DIRECTIVE =
For the listing underneath, give the count of lines containing the string "JSON" and nothing further.

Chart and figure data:
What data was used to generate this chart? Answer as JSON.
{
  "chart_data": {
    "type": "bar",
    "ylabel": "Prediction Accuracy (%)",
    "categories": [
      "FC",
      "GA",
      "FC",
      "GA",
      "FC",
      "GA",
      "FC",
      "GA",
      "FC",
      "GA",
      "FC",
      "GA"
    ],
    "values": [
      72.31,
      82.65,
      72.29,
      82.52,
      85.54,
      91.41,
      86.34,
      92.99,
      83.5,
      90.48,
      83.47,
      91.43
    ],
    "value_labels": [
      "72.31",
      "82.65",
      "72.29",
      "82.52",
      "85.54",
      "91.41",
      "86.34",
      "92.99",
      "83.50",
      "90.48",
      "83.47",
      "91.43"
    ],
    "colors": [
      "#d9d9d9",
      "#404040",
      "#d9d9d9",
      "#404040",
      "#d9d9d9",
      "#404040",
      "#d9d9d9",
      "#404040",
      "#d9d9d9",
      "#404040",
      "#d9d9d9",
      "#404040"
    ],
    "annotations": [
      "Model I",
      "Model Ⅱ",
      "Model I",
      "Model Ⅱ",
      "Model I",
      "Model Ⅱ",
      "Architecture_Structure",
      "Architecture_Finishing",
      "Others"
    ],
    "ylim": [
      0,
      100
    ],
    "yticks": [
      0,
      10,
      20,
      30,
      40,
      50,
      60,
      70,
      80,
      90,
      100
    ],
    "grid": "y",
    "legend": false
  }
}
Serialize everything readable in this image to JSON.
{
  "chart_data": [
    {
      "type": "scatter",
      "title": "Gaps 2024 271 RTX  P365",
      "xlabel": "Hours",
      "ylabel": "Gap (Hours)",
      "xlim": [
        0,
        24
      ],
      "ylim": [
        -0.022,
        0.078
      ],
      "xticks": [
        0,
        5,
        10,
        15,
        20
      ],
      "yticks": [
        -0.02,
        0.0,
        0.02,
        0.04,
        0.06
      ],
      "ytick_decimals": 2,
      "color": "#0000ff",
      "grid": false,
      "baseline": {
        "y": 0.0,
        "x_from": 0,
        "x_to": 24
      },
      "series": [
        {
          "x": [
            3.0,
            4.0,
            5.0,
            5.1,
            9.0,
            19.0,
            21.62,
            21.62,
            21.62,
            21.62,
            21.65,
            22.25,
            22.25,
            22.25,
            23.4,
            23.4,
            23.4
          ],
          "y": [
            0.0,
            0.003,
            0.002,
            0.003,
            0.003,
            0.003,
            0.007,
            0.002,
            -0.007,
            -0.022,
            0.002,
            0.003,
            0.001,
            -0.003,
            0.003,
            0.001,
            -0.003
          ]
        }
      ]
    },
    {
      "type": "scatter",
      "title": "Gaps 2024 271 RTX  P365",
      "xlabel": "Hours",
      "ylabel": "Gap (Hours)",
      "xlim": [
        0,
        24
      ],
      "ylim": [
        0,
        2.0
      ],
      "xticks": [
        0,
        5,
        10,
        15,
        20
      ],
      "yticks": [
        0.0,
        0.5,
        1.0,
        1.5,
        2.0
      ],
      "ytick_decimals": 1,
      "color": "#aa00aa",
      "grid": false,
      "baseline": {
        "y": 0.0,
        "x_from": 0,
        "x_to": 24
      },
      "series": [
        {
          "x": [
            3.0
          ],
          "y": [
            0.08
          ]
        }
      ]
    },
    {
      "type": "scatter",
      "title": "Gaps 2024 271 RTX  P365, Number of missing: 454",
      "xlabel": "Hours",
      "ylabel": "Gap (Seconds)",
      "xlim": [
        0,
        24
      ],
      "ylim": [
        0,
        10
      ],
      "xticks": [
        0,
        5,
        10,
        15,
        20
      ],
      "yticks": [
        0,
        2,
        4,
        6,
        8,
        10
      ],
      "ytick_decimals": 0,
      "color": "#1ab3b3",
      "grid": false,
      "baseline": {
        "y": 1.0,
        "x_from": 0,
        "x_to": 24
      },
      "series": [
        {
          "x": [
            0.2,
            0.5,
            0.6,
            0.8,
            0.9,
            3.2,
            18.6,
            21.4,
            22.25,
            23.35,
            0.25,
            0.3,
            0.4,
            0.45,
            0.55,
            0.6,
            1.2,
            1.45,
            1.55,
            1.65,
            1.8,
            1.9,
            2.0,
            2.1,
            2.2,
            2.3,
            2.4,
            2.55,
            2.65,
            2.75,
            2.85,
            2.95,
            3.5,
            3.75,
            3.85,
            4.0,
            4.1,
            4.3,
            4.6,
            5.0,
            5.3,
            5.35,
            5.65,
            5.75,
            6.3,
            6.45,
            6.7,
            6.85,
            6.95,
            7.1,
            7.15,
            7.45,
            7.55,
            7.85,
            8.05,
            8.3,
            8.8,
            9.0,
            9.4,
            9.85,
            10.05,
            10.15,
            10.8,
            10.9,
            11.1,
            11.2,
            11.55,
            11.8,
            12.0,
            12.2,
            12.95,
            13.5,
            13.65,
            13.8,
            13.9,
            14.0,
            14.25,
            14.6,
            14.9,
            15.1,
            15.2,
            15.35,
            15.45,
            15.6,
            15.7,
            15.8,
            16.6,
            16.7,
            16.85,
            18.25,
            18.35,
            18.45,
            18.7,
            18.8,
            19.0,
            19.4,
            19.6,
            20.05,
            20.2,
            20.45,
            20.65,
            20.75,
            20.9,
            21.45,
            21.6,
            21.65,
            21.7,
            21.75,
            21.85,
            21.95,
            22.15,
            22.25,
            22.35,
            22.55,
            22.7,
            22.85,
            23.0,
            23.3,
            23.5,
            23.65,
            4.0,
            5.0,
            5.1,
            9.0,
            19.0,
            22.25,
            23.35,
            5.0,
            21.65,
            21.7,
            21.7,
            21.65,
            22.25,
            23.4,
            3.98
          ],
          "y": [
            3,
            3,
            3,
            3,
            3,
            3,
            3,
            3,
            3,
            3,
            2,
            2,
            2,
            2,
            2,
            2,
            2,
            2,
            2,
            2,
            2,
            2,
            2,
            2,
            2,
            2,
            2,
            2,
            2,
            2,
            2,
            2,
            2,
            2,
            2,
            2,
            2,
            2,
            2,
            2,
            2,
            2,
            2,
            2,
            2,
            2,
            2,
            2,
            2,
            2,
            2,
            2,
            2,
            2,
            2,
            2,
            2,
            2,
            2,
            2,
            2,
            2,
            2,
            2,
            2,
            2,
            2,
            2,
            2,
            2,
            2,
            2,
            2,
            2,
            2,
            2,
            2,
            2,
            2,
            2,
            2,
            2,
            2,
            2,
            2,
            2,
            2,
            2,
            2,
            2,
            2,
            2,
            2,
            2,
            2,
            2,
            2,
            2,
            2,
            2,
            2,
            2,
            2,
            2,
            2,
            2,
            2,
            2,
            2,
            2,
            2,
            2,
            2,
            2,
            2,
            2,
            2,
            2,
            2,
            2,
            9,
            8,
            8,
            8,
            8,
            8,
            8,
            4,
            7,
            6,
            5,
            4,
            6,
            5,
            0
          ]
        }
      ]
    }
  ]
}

CORRECT ANSWER =
2